## GIVEN TASK
All entries must be extracted exactly, with nothing added or dropped.

[BEGIN RECORDS FOR THIS EXERCISE]

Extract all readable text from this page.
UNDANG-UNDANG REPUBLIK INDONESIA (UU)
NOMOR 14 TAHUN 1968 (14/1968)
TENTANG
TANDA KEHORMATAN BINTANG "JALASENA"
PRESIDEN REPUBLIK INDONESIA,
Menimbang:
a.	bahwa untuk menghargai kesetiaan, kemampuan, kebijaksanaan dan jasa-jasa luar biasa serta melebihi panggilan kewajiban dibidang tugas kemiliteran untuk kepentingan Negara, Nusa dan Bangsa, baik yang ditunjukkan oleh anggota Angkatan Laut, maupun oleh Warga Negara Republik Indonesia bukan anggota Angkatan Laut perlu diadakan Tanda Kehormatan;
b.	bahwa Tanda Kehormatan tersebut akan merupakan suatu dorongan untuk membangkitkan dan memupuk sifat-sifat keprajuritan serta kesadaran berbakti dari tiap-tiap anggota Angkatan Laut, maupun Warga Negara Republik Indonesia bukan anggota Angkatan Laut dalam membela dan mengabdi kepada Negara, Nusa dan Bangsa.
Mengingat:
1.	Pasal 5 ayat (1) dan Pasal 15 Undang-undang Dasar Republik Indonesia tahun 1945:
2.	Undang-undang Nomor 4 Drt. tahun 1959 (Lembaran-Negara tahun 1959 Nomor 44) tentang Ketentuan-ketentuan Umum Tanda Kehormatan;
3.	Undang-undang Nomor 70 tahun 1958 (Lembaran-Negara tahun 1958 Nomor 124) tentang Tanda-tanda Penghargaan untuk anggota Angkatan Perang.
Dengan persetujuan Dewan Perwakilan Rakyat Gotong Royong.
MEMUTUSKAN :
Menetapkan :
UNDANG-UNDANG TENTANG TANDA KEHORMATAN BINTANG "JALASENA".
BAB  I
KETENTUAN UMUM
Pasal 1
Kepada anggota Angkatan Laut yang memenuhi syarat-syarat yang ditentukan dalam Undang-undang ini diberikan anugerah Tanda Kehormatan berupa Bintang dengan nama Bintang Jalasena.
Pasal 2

[END RECORDS FOR THIS EXERCISE]

## WRITTEN SOLUTION
Extract all readable text from this page.
UNDANG-UNDANG REPUBLIK INDONESIA (UU)
NOMOR 14 TAHUN 1968 (14/1968)
TENTANG
TANDA KEHORMATAN BINTANG "JALASENA"
PRESIDEN REPUBLIK INDONESIA,
Menimbang:
a.	bahwa untuk menghargai kesetiaan, kemampuan, kebijaksanaan dan jasa-jasa luar biasa serta melebihi panggilan kewajiban dibidang tugas kemiliteran untuk kepentingan Negara, Nusa dan Bangsa, baik yang ditunjukkan oleh anggota Angkatan Laut, maupun oleh Warga Negara Republik Indonesia bukan anggota Angkatan Laut perlu diadakan Tanda Kehormatan;
b.	bahwa Tanda Kehormatan tersebut akan merupakan suatu dorongan untuk membangkitkan dan memupuk sifat-sifat keprajuritan serta kesadaran berbakti dari tiap-tiap anggota Angkatan Laut, maupun Warga Negara Republik Indonesia bukan anggota Angkatan Laut dalam membela dan mengabdi kepada Negara, Nusa dan Bangsa.
Mengingat:
1.	Pasal 5 ayat (1) dan Pasal 15 Undang-undang Dasar Republik Indonesia tahun 1945:
2.	Undang-undang Nomor 4 Drt. tahun 1959 (Lembaran-Negara tahun 1959 Nomor 44) tentang Ketentuan-ketentuan Umum Tanda Kehormatan;
3.	Undang-undang Nomor 70 tahun 1958 (Lembaran-Negara tahun 1958 Nomor 124) tentang Tanda-tanda Penghargaan untuk anggota Angkatan Perang.
Dengan persetujuan Dewan Perwakilan Rakyat Gotong Royong.
MEMUTUSKAN :
Menetapkan :
UNDANG-UNDANG TENTANG TANDA KEHORMATAN BINTANG "JALASENA".
BAB  I
KETENTUAN UMUM
Pasal 1
Kepada anggota Angkatan Laut yang memenuhi syarat-syarat yang ditentukan dalam Undang-undang ini diberikan anugerah Tanda Kehormatan berupa Bintang dengan nama Bintang Jalasena.
Pasal 2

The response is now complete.